* Begin *
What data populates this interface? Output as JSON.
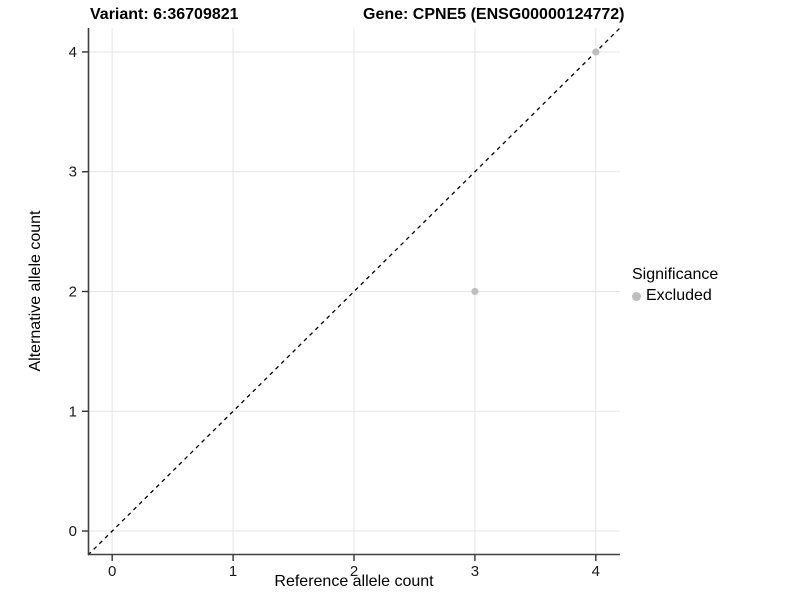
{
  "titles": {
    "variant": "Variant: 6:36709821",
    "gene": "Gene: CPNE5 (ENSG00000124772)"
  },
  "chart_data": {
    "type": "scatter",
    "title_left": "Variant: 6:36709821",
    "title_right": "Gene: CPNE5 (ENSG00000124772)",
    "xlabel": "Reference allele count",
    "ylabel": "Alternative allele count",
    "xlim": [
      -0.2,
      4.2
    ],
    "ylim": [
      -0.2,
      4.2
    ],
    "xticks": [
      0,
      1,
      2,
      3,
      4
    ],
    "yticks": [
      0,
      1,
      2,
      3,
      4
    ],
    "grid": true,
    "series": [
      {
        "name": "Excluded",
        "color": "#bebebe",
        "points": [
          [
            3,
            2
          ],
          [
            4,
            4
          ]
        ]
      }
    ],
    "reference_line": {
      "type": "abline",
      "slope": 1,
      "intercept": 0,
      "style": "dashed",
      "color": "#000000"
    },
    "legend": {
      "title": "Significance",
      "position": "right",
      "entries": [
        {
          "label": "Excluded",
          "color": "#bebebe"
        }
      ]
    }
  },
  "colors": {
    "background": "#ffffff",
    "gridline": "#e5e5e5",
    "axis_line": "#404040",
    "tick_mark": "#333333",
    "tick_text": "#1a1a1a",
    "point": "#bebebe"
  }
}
* End *
Omitting all images, retype each line of the records precisely.

What data populates this interface? Output as JSON.
{
  "titles": {
    "variant": "Variant: 6:36709821",
    "gene": "Gene: CPNE5 (ENSG00000124772)"
  },
  "chart_data": {
    "type": "scatter",
    "title_left": "Variant: 6:36709821",
    "title_right": "Gene: CPNE5 (ENSG00000124772)",
    "xlabel": "Reference allele count",
    "ylabel": "Alternative allele count",
    "xlim": [
      -0.2,
      4.2
    ],
    "ylim": [
      -0.2,
      4.2
    ],
    "xticks": [
      0,
      1,
      2,
      3,
      4
    ],
    "yticks": [
      0,
      1,
      2,
      3,
      4
    ],
    "grid": true,
    "series": [
      {
        "name": "Excluded",
        "color": "#bebebe",
        "points": [
          [
            3,
            2
          ],
          [
            4,
            4
          ]
        ]
      }
    ],
    "reference_line": {
      "type": "abline",
      "slope": 1,
      "intercept": 0,
      "style": "dashed",
      "color": "#000000"
    },
    "legend": {
      "title": "Significance",
      "position": "right",
      "entries": [
        {
          "label": "Excluded",
          "color": "#bebebe"
        }
      ]
    }
  },
  "colors": {
    "background": "#ffffff",
    "gridline": "#e5e5e5",
    "axis_line": "#404040",
    "tick_mark": "#333333",
    "tick_text": "#1a1a1a",
    "point": "#bebebe"
  }
}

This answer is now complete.